▸ **LISTING**:

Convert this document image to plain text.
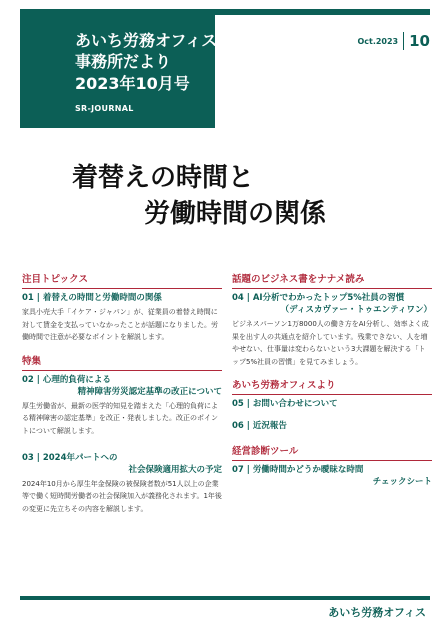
あいち労務オフィス
事務所だより
2023年10月号
SR-JOURNAL
Oct.2023 10
着替えの時間と
労働時間の関係
注目トピックス
01 | 着替えの時間と労働時間の関係
家具小売大手「イケア・ジャパン」が、従業員の着替え時間に対して賃金を支払っていなかったことが話題になりました。労働時間で注意が必要なポイントを解説します。
特集
02 | 心理的負荷による
精神障害労災認定基準の改正について
厚生労働省が、最新の医学的知見を踏まえた「心理的負荷による精神障害の認定基準」を改正・発表しました。改正のポイントについて解説します。
03 | 2024年パートへの
社会保険適用拡大の予定
2024年10月から厚生年金保険の被保険者数が51人以上の企業等で働く短時間労働者の社会保険加入が義務化されます。1年後の変更に先立ちその内容を解説します。
話題のビジネス書をナナメ読み
04 | AI分析でわかったトップ5%社員の習慣
（ディスカヴァー・トゥエンティワン）
ビジネスパーソン1万8000人の働き方をAI分析し、効率よく成果を出す人の共通点を紹介しています。残業できない、人を増やせない、仕事量は変わらないという3大課題を解決する「トップ5%社員の習慣」を見てみましょう。
あいち労務オフィスより
05 | お問い合わせについて
06 | 近況報告
経営診断ツール
07 | 労働時間かどうか曖昧な時間
チェックシート
あいち労務オフィス
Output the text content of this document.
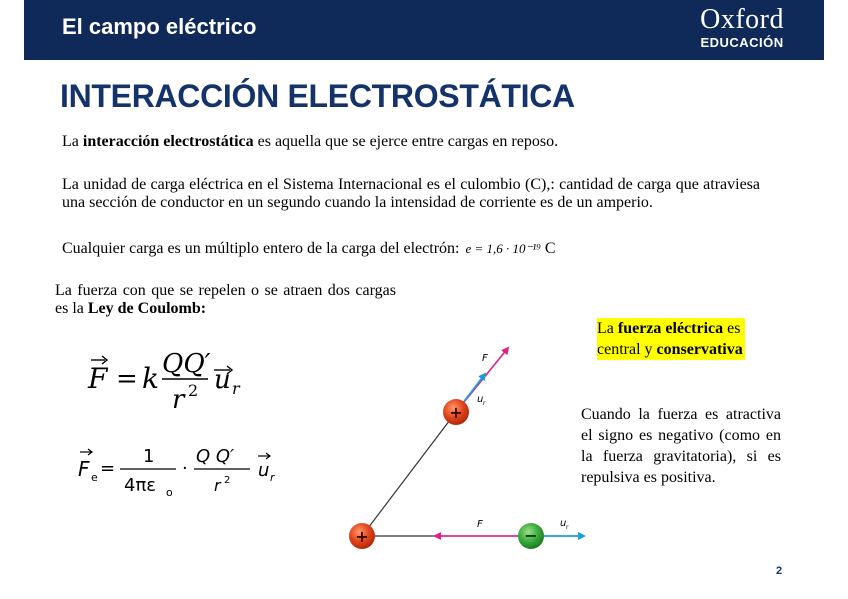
El campo eléctrico	Oxford
EDUCACIÓN
INTERACCIÓN ELECTROSTÁTICA
La interacción electrostática es aquella que se ejerce entre cargas en reposo.
La unidad de carga eléctrica en el Sistema Internacional es el culombio (C),: cantidad de carga que atraviesa una sección de conductor en un segundo cuando la intensidad de corriente es de un amperio.
Cualquier carga es un múltiplo entero de la carga del electrón: e = 1,6 · 10⁻¹⁹ C
La fuerza con que se repelen o se atraen dos cargas es la Ley de Coulomb:
La fuerza eléctrica es
central y conservativa
Cuando la fuerza es atractiva el signo es negativo (como en la fuerza gravitatoria), si es repulsiva es positiva.
F = k QQ′
r 2 u r
F e =
1
4πε o
·
Q Q′
r 2 u r
F
u r
F	u r
+
+
−
2
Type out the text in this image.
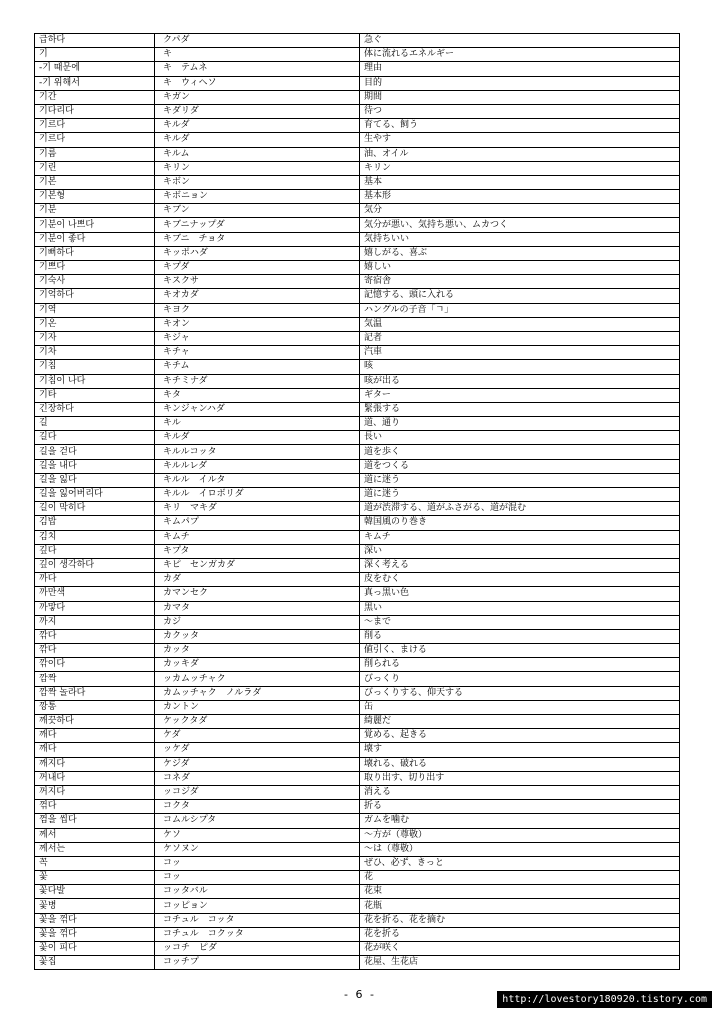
급하다	クパダ	急ぐ
기	キ	体に流れるエネルギー
-기 때문에	キ　テムネ	理由
-기 위해서	キ　ウィヘソ	目的
기간	キガン	期間
기다리다	キダリダ	待つ
기르다	キルダ	育てる、飼う
기르다	キルダ	生やす
기름	キルム	油、オイル
기린	キリン	キリン
기본	キボン	基本
기본형	キボニョン	基本形
기분	キブン	気分
기분이 나쁘다	キブニナップダ	気分が悪い、気持ち悪い、ムカつく
기분이 좋다	キブニ　チョタ	気持ちいい
기뻐하다	キッポハダ	嬉しがる、喜ぶ
기쁘다	キプダ	嬉しい
기숙사	キスクサ	寄宿舎
기억하다	キオカダ	記憶する、頭に入れる
기역	キヨク	ハングルの子音「ㄱ」
기온	キオン	気温
기자	キジャ	記者
기차	キチャ	汽車
기침	キチム	咳
기침이 나다	キチミナダ	咳が出る
기타	キタ	ギター
긴장하다	キンジャンハダ	緊張する
길	キル	道、通り
길다	キルダ	長い
길을 걷다	キルルコッタ	道を歩く
길을 내다	キルルレダ	道をつくる
길을 잃다	キルル　イルタ	道に迷う
길을 잃어버리다	キルル　イロボリダ	道に迷う
길이 막히다	キリ　マキダ	道が渋滞する、道がふさがる、道が混む
김밥	キムパプ	韓国風のり巻き
김치	キムチ	キムチ
깊다	キプタ	深い
깊이 생각하다	キピ　センガカダ	深く考える
까다	カダ	皮をむく
까만색	カマンセク	真っ黒い色
까맣다	カマタ	黒い
까지	カジ	〜まで
깎다	カクッタ	削る
깎다	カッタ	値引く、まける
깎이다	カッキダ	削られる
깜짝	ッカムッチャク	びっくり
깜짝 놀라다	カムッチャク　ノルラダ	びっくりする、仰天する
깡통	カントン	缶
깨끗하다	ケックタダ	綺麗だ
깨다	ケダ	覚める、起きる
깨다	ッケダ	壊す
깨지다	ケジダ	壊れる、破れる
꺼내다	コネダ	取り出す、切り出す
꺼지다	ッコジダ	消える
꺾다	コクタ	折る
껌을 씹다	コムルシプタ	ガムを噛む
께서	ケソ	〜方が（尊敬）
께서는	ケソヌン	〜は（尊敬）
꼭	コッ	ぜひ、必ず、きっと
꽃	コッ	花
꽃다발	コッタバル	花束
꽃병	コッピョン	花瓶
꽃을 꺾다	コチュル　コッタ	花を折る、花を摘む
꽃을 꺾다	コチュル　コクッタ	花を折る
꽃이 피다	ッコチ　ピダ	花が咲く
꽃집	コッチプ	花屋、生花店
- 6 -	http://lovestory180920.tistory.com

▸ **YOUR GOAL**:
In how many lines of the data does the string "cargas" appear? Give only the number.

▸ **TASK RESULT**:
2